Output the records exactly as they appear, with no pictures included.
*** DATASET EXCERPTS ***
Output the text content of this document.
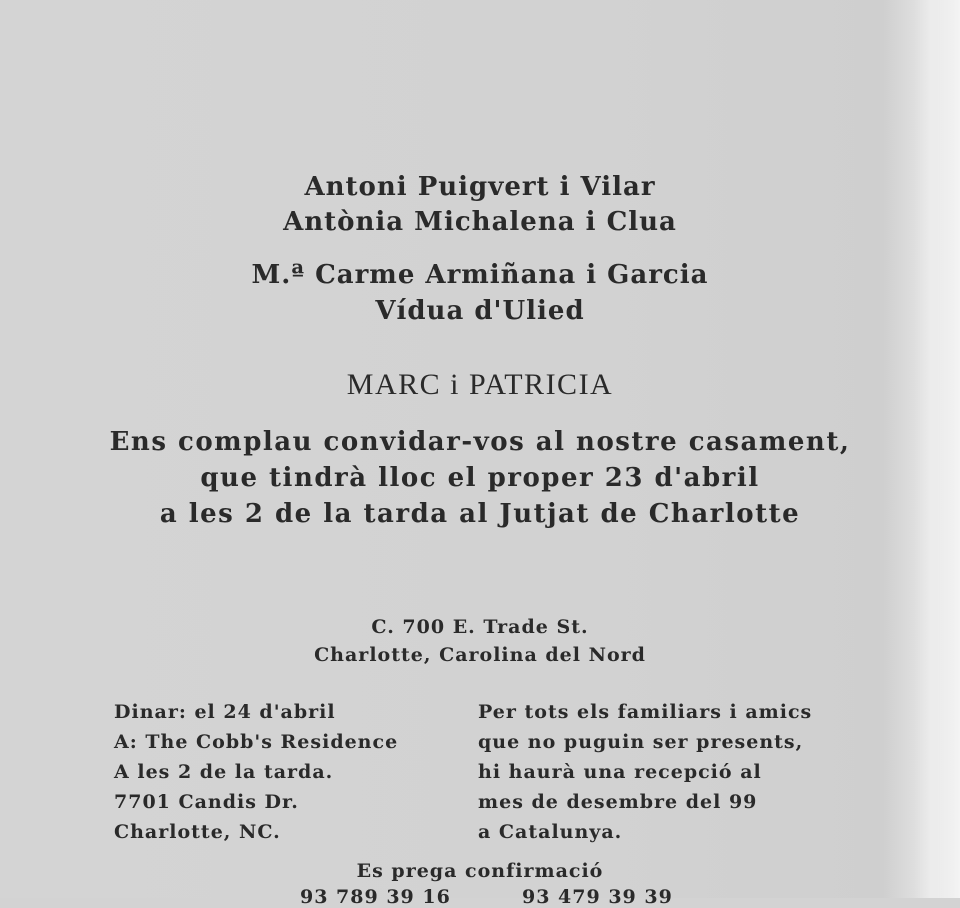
Antoni Puigvert i Vilar
Antònia Michalena i Clua
M.ª Carme Armiñana i Garcia
Vídua d'Ulied
MARC i PATRICIA
Ens complau convidar-vos al nostre casament,
que tindrà lloc el proper 23 d'abril
a les 2 de la tarda al Jutjat de Charlotte
C. 700 E. Trade St.
Charlotte, Carolina del Nord
Dinar: el 24 d'abril
A: The Cobb's Residence
A les 2 de la tarda.
7701 Candis Dr.
Charlotte, NC.
Per tots els familiars i amics
que no puguin ser presents,
hi haurà una recepció al
mes de desembre del 99
a Catalunya.
Es prega confirmació
93 789 39 16	93 479 39 39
***
[THE RESULT]:
Output the text content of this document.
Antoni Puigvert i Vilar
Antònia Michalena i Clua
M.ª Carme Armiñana i Garcia
Vídua d'Ulied
MARC i PATRICIA
Ens complau convidar-vos al nostre casament,
que tindrà lloc el proper 23 d'abril
a les 2 de la tarda al Jutjat de Charlotte
C. 700 E. Trade St.
Charlotte, Carolina del Nord
Dinar: el 24 d'abril
A: The Cobb's Residence
A les 2 de la tarda.
7701 Candis Dr.
Charlotte, NC.
Per tots els familiars i amics
que no puguin ser presents,
hi haurà una recepció al
mes de desembre del 99
a Catalunya.
Es prega confirmació
93 789 39 16	93 479 39 39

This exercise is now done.